SELECTED EXCERPT:
################
A Postpartum doula is someone who helps the entire family adjust to the addition of a new member. They can bring comfort, clarity, and a sense of calm to what is often a busy and restless transition. This is such a needed and missing element to so many postpartum journeys. A pregnancy is such an exciting and simultaneously confusing time. Luckily, this time is typically very documented and followed by medical professionals, as well as excited family members and friends. Many questions will be answered during this process of caring for a woman during her 40+week pregnancy. But once life makes the big shift back home following the birth, that is when the real work and questions begin. Typically, following birth, a woman goes to a six-week check up. If she is lucky, her care provider may even see her at the three-week mark. However, there is much to adjust to and need assistance with both before and after this time.
################
RECORD EXTRACTS:
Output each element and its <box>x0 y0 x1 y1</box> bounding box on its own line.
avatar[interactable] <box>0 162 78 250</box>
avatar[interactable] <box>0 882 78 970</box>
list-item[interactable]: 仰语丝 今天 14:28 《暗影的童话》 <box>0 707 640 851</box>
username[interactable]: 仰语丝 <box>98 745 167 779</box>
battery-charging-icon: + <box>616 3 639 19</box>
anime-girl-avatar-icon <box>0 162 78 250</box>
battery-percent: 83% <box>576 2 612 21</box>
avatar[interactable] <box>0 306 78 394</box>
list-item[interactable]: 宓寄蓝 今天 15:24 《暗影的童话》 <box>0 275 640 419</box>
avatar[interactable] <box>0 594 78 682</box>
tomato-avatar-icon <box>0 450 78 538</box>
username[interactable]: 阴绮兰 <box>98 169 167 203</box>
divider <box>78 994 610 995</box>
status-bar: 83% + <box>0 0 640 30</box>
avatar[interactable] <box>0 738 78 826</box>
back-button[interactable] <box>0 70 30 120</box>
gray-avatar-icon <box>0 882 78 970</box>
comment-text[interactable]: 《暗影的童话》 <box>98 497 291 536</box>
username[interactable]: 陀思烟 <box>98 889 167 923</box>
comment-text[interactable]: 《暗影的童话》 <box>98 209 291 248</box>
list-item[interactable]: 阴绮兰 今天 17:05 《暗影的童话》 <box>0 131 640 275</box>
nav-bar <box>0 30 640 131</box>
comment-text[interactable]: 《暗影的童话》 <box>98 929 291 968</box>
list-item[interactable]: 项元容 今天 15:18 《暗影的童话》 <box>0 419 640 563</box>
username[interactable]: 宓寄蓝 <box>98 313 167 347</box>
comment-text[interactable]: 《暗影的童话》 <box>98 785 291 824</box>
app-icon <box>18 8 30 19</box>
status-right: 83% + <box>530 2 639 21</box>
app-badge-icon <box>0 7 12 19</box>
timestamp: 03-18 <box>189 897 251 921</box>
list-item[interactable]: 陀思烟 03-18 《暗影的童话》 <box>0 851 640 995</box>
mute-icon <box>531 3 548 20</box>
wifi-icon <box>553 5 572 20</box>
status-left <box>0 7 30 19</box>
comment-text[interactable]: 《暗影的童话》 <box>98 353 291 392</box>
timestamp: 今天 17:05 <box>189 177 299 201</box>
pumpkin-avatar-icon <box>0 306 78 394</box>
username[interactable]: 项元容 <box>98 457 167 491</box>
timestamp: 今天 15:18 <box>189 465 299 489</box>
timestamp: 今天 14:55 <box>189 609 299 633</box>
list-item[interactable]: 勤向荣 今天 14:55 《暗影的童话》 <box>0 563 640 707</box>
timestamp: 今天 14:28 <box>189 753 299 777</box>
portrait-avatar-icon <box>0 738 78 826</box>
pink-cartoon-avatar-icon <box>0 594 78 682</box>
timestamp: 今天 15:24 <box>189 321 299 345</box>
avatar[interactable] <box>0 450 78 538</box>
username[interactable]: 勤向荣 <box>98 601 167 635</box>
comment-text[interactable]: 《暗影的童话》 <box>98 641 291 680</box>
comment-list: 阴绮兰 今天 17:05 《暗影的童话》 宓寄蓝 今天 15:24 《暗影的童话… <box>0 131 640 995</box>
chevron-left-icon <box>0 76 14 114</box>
################
WORK REQUIRED:
Please say whether each statement agrees with the postpartum doula text, answering yes or no and quoting the words of the text that decide it.
1. A postpartum doula helps only the mother.
2. After birth, a woman typically goes to a six-week check up.
3. Pregnancy is usually poorly documented by medical professionals.
The lines are separate material from the postpartum doula text.

ANSWER SPACE:
1. No: "helps the entire family adjust to the addition of a new member"
2. Yes: "Typically, following birth, a woman goes to a six-week check up."
3. No: "this time is typically very documented and followed by medical professionals"